Lines of data:
* START *

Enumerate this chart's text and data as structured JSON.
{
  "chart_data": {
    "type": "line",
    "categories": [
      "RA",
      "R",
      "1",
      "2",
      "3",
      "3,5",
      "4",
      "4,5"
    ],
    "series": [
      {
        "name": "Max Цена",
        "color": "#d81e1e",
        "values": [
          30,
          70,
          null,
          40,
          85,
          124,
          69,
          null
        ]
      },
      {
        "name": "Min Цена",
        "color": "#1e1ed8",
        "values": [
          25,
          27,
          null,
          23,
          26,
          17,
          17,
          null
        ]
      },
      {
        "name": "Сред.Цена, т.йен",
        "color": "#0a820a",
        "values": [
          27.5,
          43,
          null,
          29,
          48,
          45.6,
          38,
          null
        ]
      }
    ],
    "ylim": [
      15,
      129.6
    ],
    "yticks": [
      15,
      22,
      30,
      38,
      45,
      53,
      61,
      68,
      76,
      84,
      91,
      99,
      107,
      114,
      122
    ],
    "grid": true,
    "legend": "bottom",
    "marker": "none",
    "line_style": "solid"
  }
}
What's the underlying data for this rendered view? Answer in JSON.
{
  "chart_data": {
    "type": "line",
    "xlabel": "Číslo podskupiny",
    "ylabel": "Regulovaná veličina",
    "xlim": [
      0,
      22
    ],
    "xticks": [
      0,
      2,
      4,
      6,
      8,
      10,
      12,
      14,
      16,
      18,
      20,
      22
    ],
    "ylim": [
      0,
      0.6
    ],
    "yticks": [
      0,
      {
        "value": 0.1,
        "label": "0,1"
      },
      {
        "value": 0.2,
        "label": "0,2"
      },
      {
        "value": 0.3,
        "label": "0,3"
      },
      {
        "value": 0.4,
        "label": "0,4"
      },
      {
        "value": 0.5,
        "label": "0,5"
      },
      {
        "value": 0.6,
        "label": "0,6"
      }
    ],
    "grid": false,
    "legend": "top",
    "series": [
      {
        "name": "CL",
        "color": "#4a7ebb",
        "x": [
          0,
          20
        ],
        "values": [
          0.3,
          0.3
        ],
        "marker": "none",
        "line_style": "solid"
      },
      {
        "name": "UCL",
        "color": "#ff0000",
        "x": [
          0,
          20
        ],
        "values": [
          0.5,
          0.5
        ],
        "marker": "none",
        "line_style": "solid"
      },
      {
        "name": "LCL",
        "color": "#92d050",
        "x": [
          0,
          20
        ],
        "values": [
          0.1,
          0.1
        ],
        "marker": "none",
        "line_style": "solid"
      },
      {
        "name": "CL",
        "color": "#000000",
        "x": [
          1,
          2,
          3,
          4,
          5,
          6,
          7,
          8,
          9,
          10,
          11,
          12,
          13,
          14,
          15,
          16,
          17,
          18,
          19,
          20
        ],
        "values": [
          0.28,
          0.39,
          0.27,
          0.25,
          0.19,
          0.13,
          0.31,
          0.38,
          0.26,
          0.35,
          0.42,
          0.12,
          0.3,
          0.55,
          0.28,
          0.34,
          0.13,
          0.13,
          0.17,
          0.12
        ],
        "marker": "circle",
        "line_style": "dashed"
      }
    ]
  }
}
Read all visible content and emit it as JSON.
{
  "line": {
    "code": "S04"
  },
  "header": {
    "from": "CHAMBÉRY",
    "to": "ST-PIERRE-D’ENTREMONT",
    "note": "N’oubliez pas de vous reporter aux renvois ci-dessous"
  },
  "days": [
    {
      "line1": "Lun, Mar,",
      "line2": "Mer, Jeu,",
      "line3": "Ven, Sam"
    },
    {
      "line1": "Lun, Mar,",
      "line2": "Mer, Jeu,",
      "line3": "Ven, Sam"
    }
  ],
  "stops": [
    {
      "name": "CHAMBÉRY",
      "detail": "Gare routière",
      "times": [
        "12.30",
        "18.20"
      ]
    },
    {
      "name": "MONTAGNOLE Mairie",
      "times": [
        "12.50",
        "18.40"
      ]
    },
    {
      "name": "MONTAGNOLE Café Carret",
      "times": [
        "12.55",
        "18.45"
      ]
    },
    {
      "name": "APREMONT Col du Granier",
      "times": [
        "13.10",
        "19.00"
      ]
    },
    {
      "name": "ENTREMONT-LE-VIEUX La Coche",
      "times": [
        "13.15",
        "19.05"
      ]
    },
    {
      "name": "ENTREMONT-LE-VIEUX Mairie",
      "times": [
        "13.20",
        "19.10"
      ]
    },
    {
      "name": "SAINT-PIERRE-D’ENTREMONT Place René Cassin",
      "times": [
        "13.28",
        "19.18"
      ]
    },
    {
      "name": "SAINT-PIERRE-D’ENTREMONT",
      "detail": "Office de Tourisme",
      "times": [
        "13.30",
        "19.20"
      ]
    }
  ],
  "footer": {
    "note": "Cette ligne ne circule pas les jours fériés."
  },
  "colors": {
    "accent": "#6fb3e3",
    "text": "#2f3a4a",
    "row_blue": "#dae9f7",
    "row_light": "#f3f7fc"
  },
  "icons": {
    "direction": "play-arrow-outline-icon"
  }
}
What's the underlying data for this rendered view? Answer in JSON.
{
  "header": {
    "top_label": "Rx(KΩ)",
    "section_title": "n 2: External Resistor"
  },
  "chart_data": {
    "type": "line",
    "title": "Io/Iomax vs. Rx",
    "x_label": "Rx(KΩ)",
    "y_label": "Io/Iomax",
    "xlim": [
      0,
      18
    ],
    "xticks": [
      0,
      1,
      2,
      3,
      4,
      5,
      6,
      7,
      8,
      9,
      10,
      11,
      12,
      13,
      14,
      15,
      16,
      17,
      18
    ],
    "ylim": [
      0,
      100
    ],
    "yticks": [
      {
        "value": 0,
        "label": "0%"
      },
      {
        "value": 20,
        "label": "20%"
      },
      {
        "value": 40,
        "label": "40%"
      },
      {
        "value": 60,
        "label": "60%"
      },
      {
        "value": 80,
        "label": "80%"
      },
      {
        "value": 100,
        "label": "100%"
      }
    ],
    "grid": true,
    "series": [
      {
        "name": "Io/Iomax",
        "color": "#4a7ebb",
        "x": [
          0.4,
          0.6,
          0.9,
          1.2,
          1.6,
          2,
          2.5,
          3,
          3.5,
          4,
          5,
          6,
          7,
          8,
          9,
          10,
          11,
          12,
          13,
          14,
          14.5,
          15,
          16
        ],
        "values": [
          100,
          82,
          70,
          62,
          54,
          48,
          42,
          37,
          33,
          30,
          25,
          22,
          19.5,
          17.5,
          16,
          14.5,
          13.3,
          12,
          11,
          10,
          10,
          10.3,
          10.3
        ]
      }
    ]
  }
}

* END *

## Brief:
Using the listing above, please repeat every entry exactly.

## The solution:
Enumerate this chart's text and data as structured JSON.
{
  "chart_data": {
    "type": "line",
    "categories": [
      "RA",
      "R",
      "1",
      "2",
      "3",
      "3,5",
      "4",
      "4,5"
    ],
    "series": [
      {
        "name": "Max Цена",
        "color": "#d81e1e",
        "values": [
          30,
          70,
          null,
          40,
          85,
          124,
          69,
          null
        ]
      },
      {
        "name": "Min Цена",
        "color": "#1e1ed8",
        "values": [
          25,
          27,
          null,
          23,
          26,
          17,
          17,
          null
        ]
      },
      {
        "name": "Сред.Цена, т.йен",
        "color": "#0a820a",
        "values": [
          27.5,
          43,
          null,
          29,
          48,
          45.6,
          38,
          null
        ]
      }
    ],
    "ylim": [
      15,
      129.6
    ],
    "yticks": [
      15,
      22,
      30,
      38,
      45,
      53,
      61,
      68,
      76,
      84,
      91,
      99,
      107,
      114,
      122
    ],
    "grid": true,
    "legend": "bottom",
    "marker": "none",
    "line_style": "solid"
  }
}
What's the underlying data for this rendered view? Answer in JSON.
{
  "chart_data": {
    "type": "line",
    "xlabel": "Číslo podskupiny",
    "ylabel": "Regulovaná veličina",
    "xlim": [
      0,
      22
    ],
    "xticks": [
      0,
      2,
      4,
      6,
      8,
      10,
      12,
      14,
      16,
      18,
      20,
      22
    ],
    "ylim": [
      0,
      0.6
    ],
    "yticks": [
      0,
      {
        "value": 0.1,
        "label": "0,1"
      },
      {
        "value": 0.2,
        "label": "0,2"
      },
      {
        "value": 0.3,
        "label": "0,3"
      },
      {
        "value": 0.4,
        "label": "0,4"
      },
      {
        "value": 0.5,
        "label": "0,5"
      },
      {
        "value": 0.6,
        "label": "0,6"
      }
    ],
    "grid": false,
    "legend": "top",
    "series": [
      {
        "name": "CL",
        "color": "#4a7ebb",
        "x": [
          0,
          20
        ],
        "values": [
          0.3,
          0.3
        ],
        "marker": "none",
        "line_style": "solid"
      },
      {
        "name": "UCL",
        "color": "#ff0000",
        "x": [
          0,
          20
        ],
        "values": [
          0.5,
          0.5
        ],
        "marker": "none",
        "line_style": "solid"
      },
      {
        "name": "LCL",
        "color": "#92d050",
        "x": [
          0,
          20
        ],
        "values": [
          0.1,
          0.1
        ],
        "marker": "none",
        "line_style": "solid"
      },
      {
        "name": "CL",
        "color": "#000000",
        "x": [
          1,
          2,
          3,
          4,
          5,
          6,
          7,
          8,
          9,
          10,
          11,
          12,
          13,
          14,
          15,
          16,
          17,
          18,
          19,
          20
        ],
        "values": [
          0.28,
          0.39,
          0.27,
          0.25,
          0.19,
          0.13,
          0.31,
          0.38,
          0.26,
          0.35,
          0.42,
          0.12,
          0.3,
          0.55,
          0.28,
          0.34,
          0.13,
          0.13,
          0.17,
          0.12
        ],
        "marker": "circle",
        "line_style": "dashed"
      }
    ]
  }
}
Read all visible content and emit it as JSON.
{
  "line": {
    "code": "S04"
  },
  "header": {
    "from": "CHAMBÉRY",
    "to": "ST-PIERRE-D’ENTREMONT",
    "note": "N’oubliez pas de vous reporter aux renvois ci-dessous"
  },
  "days": [
    {
      "line1": "Lun, Mar,",
      "line2": "Mer, Jeu,",
      "line3": "Ven, Sam"
    },
    {
      "line1": "Lun, Mar,",
      "line2": "Mer, Jeu,",
      "line3": "Ven, Sam"
    }
  ],
  "stops": [
    {
      "name": "CHAMBÉRY",
      "detail": "Gare routière",
      "times": [
        "12.30",
        "18.20"
      ]
    },
    {
      "name": "MONTAGNOLE Mairie",
      "times": [
        "12.50",
        "18.40"
      ]
    },
    {
      "name": "MONTAGNOLE Café Carret",
      "times": [
        "12.55",
        "18.45"
      ]
    },
    {
      "name": "APREMONT Col du Granier",
      "times": [
        "13.10",
        "19.00"
      ]
    },
    {
      "name": "ENTREMONT-LE-VIEUX La Coche",
      "times": [
        "13.15",
        "19.05"
      ]
    },
    {
      "name": "ENTREMONT-LE-VIEUX Mairie",
      "times": [
        "13.20",
        "19.10"
      ]
    },
    {
      "name": "SAINT-PIERRE-D’ENTREMONT Place René Cassin",
      "times": [
        "13.28",
        "19.18"
      ]
    },
    {
      "name": "SAINT-PIERRE-D’ENTREMONT",
      "detail": "Office de Tourisme",
      "times": [
        "13.30",
        "19.20"
      ]
    }
  ],
  "footer": {
    "note": "Cette ligne ne circule pas les jours fériés."
  },
  "colors": {
    "accent": "#6fb3e3",
    "text": "#2f3a4a",
    "row_blue": "#dae9f7",
    "row_light": "#f3f7fc"
  },
  "icons": {
    "direction": "play-arrow-outline-icon"
  }
}
What's the underlying data for this rendered view? Answer in JSON.
{
  "header": {
    "top_label": "Rx(KΩ)",
    "section_title": "n 2: External Resistor"
  },
  "chart_data": {
    "type": "line",
    "title": "Io/Iomax vs. Rx",
    "x_label": "Rx(KΩ)",
    "y_label": "Io/Iomax",
    "xlim": [
      0,
      18
    ],
    "xticks": [
      0,
      1,
      2,
      3,
      4,
      5,
      6,
      7,
      8,
      9,
      10,
      11,
      12,
      13,
      14,
      15,
      16,
      17,
      18
    ],
    "ylim": [
      0,
      100
    ],
    "yticks": [
      {
        "value": 0,
        "label": "0%"
      },
      {
        "value": 20,
        "label": "20%"
      },
      {
        "value": 40,
        "label": "40%"
      },
      {
        "value": 60,
        "label": "60%"
      },
      {
        "value": 80,
        "label": "80%"
      },
      {
        "value": 100,
        "label": "100%"
      }
    ],
    "grid": true,
    "series": [
      {
        "name": "Io/Iomax",
        "color": "#4a7ebb",
        "x": [
          0.4,
          0.6,
          0.9,
          1.2,
          1.6,
          2,
          2.5,
          3,
          3.5,
          4,
          5,
          6,
          7,
          8,
          9,
          10,
          11,
          12,
          13,
          14,
          14.5,
          15,
          16
        ],
        "values": [
          100,
          82,
          70,
          62,
          54,
          48,
          42,
          37,
          33,
          30,
          25,
          22,
          19.5,
          17.5,
          16,
          14.5,
          13.3,
          12,
          11,
          10,
          10,
          10.3,
          10.3
        ]
      }
    ]
  }
}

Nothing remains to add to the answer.